* What you need to do: Your copy of the material must match it exactly, except that pictures are dropped.
╭─ Rows
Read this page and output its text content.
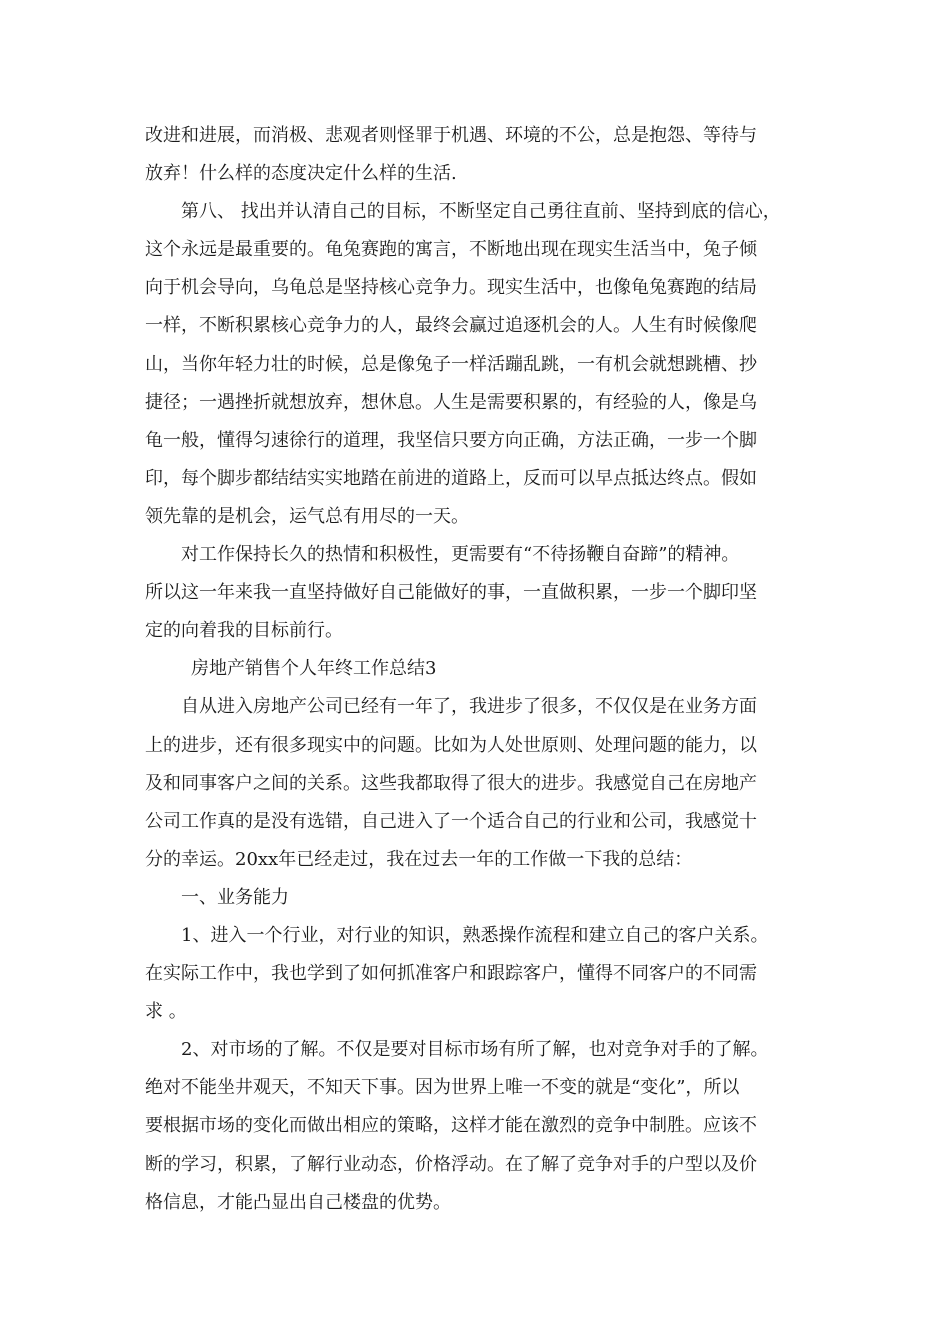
改进和进展，而消极、悲观者则怪罪于机遇、环境的不公，总是抱怨、等待与
放弃！什么样的态度决定什么样的生活.
第八、 找出并认清自己的目标，不断坚定自己勇往直前、坚持到底的信心，
这个永远是最重要的。龟兔赛跑的寓言，不断地出现在现实生活当中，兔子倾
向于机会导向，乌龟总是坚持核心竞争力。现实生活中，也像龟兔赛跑的结局
一样，不断积累核心竞争力的人，最终会赢过追逐机会的人。人生有时候像爬
山，当你年轻力壮的时候，总是像兔子一样活蹦乱跳，一有机会就想跳槽、抄
捷径；一遇挫折就想放弃，想休息。人生是需要积累的，有经验的人，像是乌
龟一般，懂得匀速徐行的道理，我坚信只要方向正确，方法正确，一步一个脚
印，每个脚步都结结实实地踏在前进的道路上，反而可以早点抵达终点。假如
领先靠的是机会，运气总有用尽的一天。
对工作保持长久的热情和积极性，更需要有“不待扬鞭自奋蹄”的精神。
所以这一年来我一直坚持做好自己能做好的事，一直做积累，一步一个脚印坚
定的向着我的目标前行。
房地产销售个人年终工作总结3
自从进入房地产公司已经有一年了，我进步了很多，不仅仅是在业务方面
上的进步，还有很多现实中的问题。比如为人处世原则、处理问题的能力，以
及和同事客户之间的关系。这些我都取得了很大的进步。我感觉自己在房地产
公司工作真的是没有选错，自己进入了一个适合自己的行业和公司，我感觉十
分的幸运。20xx年已经走过，我在过去一年的工作做一下我的总结：
一、业务能力
1、进入一个行业，对行业的知识，熟悉操作流程和建立自己的客户关系。
在实际工作中，我也学到了如何抓准客户和跟踪客户，懂得不同客户的不同需
求 。
2、对市场的了解。不仅是要对目标市场有所了解，也对竞争对手的了解。
绝对不能坐井观天，不知天下事。因为世界上唯一不变的就是“变化”，所以
要根据市场的变化而做出相应的策略，这样才能在激烈的竞争中制胜。应该不
断的学习，积累，了解行业动态，价格浮动。在了解了竞争对手的户型以及价
格信息，才能凸显出自己楼盘的优势。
╰─
* Completed exercise:
Read this page and output its text content.
改进和进展，而消极、悲观者则怪罪于机遇、环境的不公，总是抱怨、等待与
放弃！什么样的态度决定什么样的生活.
第八、 找出并认清自己的目标，不断坚定自己勇往直前、坚持到底的信心，
这个永远是最重要的。龟兔赛跑的寓言，不断地出现在现实生活当中，兔子倾
向于机会导向，乌龟总是坚持核心竞争力。现实生活中，也像龟兔赛跑的结局
一样，不断积累核心竞争力的人，最终会赢过追逐机会的人。人生有时候像爬
山，当你年轻力壮的时候，总是像兔子一样活蹦乱跳，一有机会就想跳槽、抄
捷径；一遇挫折就想放弃，想休息。人生是需要积累的，有经验的人，像是乌
龟一般，懂得匀速徐行的道理，我坚信只要方向正确，方法正确，一步一个脚
印，每个脚步都结结实实地踏在前进的道路上，反而可以早点抵达终点。假如
领先靠的是机会，运气总有用尽的一天。
对工作保持长久的热情和积极性，更需要有“不待扬鞭自奋蹄”的精神。
所以这一年来我一直坚持做好自己能做好的事，一直做积累，一步一个脚印坚
定的向着我的目标前行。
房地产销售个人年终工作总结3
自从进入房地产公司已经有一年了，我进步了很多，不仅仅是在业务方面
上的进步，还有很多现实中的问题。比如为人处世原则、处理问题的能力，以
及和同事客户之间的关系。这些我都取得了很大的进步。我感觉自己在房地产
公司工作真的是没有选错，自己进入了一个适合自己的行业和公司，我感觉十
分的幸运。20xx年已经走过，我在过去一年的工作做一下我的总结：
一、业务能力
1、进入一个行业，对行业的知识，熟悉操作流程和建立自己的客户关系。
在实际工作中，我也学到了如何抓准客户和跟踪客户，懂得不同客户的不同需
求 。
2、对市场的了解。不仅是要对目标市场有所了解，也对竞争对手的了解。
绝对不能坐井观天，不知天下事。因为世界上唯一不变的就是“变化”，所以
要根据市场的变化而做出相应的策略，这样才能在激烈的竞争中制胜。应该不
断的学习，积累，了解行业动态，价格浮动。在了解了竞争对手的户型以及价
格信息，才能凸显出自己楼盘的优势。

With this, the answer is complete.